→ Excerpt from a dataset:
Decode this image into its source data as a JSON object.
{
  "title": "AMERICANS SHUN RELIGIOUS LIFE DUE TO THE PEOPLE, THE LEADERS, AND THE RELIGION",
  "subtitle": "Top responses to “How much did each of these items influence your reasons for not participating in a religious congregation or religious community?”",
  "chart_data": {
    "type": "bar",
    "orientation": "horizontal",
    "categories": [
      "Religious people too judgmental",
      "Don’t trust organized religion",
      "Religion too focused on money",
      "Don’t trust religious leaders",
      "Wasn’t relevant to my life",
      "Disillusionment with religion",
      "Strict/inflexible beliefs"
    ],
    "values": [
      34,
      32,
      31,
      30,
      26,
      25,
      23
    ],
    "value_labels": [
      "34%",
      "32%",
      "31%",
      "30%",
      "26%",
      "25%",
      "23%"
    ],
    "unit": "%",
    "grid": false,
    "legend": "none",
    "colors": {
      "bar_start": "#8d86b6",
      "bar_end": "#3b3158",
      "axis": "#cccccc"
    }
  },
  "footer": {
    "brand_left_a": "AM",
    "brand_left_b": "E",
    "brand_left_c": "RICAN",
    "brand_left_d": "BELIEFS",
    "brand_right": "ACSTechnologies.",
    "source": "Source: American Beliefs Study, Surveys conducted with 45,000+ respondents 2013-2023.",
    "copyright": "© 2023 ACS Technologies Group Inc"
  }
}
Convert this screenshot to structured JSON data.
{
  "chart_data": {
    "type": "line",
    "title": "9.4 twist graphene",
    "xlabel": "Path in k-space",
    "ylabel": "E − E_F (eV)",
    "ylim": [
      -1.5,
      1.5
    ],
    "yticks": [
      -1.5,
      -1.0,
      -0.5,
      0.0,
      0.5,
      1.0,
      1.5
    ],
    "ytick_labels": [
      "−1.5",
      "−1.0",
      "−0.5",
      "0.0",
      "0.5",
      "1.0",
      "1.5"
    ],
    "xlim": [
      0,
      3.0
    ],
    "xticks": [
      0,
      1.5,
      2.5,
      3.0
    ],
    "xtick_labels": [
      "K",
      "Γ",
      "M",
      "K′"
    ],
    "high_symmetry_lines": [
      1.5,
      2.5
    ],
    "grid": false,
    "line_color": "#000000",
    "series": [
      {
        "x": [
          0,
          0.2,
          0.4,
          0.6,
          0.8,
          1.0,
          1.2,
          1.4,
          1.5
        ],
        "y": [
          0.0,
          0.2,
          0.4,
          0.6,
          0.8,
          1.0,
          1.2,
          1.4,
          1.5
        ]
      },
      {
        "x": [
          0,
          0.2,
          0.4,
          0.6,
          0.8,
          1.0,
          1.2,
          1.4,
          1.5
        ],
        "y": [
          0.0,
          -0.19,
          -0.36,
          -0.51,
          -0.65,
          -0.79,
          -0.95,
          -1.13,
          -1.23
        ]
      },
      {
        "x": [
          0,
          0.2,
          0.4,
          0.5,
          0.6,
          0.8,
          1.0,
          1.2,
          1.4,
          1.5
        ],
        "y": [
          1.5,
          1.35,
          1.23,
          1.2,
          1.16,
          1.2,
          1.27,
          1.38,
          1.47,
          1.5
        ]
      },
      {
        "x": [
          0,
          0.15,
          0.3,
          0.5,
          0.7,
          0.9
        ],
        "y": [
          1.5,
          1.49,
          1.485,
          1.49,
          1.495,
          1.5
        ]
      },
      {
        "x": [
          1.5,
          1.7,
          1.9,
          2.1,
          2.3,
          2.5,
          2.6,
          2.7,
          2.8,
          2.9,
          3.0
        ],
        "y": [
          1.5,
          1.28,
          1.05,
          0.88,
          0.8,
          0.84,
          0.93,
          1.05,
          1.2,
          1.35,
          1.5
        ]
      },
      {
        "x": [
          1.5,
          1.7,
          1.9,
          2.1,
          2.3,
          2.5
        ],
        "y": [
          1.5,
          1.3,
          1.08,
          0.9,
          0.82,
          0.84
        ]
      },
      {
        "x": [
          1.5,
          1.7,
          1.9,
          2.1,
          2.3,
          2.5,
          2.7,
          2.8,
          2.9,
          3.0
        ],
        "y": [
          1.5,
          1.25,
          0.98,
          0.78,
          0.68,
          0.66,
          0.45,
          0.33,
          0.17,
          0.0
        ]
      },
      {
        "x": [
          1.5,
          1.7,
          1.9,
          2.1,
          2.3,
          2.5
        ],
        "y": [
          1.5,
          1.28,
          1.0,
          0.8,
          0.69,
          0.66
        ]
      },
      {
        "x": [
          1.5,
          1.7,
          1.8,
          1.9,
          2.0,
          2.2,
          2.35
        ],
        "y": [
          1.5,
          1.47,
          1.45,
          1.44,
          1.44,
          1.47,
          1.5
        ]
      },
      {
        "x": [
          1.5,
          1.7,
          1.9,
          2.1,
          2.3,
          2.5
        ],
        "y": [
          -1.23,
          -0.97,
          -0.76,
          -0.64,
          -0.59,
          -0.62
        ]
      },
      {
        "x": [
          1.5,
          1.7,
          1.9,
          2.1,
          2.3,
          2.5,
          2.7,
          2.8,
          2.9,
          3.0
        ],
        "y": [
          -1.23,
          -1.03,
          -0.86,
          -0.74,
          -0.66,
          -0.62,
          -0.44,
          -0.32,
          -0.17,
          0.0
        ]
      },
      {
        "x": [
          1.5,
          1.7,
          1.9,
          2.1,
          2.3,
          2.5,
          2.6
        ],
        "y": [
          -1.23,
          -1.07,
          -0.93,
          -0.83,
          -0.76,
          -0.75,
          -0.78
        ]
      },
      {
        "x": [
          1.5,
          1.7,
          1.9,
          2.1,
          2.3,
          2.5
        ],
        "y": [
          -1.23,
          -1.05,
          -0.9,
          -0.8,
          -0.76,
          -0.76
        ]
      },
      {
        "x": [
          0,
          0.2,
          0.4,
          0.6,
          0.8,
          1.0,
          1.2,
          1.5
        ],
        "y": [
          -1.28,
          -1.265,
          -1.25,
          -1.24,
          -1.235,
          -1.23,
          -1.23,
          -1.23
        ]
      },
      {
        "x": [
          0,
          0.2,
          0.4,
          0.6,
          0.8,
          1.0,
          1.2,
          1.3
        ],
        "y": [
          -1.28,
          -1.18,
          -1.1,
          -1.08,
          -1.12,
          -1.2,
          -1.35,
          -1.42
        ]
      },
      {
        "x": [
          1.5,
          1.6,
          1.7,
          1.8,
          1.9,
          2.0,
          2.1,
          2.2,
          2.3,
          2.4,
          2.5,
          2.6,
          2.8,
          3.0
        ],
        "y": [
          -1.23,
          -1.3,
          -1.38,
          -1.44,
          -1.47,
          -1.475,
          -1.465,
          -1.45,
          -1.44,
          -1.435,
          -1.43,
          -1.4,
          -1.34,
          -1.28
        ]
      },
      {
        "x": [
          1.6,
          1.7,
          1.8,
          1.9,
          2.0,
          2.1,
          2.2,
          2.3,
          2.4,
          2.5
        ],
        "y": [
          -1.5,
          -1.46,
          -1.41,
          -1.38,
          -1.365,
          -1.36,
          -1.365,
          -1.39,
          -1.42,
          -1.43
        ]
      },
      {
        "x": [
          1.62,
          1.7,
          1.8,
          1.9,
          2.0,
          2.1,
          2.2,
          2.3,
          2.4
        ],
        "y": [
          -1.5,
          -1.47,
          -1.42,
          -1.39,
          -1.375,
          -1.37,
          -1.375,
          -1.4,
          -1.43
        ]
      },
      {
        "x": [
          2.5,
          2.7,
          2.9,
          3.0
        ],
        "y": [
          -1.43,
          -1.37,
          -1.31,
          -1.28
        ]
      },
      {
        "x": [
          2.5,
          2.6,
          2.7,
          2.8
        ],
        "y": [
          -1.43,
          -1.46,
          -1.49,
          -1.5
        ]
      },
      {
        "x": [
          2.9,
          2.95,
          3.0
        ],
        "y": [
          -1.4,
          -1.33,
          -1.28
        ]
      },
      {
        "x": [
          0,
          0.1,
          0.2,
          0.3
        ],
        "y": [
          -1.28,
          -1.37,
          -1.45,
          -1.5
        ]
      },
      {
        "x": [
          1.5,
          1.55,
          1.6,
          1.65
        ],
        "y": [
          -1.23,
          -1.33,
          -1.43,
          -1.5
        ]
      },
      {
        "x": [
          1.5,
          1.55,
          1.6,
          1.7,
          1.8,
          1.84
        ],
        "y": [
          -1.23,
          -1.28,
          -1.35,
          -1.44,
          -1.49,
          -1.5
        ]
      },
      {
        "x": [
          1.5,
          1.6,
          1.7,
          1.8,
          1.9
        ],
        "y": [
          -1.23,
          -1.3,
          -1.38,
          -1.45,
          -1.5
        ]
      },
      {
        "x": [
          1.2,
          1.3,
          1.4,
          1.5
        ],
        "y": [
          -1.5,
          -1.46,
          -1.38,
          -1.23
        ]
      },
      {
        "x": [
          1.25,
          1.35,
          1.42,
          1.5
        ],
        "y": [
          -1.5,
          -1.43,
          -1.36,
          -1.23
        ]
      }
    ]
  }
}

→ SET EXERCISE:
Search the data above for lines holding "source" and copy each of them.

→ PROBLEM SOLUTION:
Decode this image into its source data as a JSON object.
    "source": "Source: American Beliefs Study, Surveys conducted with 45,000+ respondents 2013-2023.",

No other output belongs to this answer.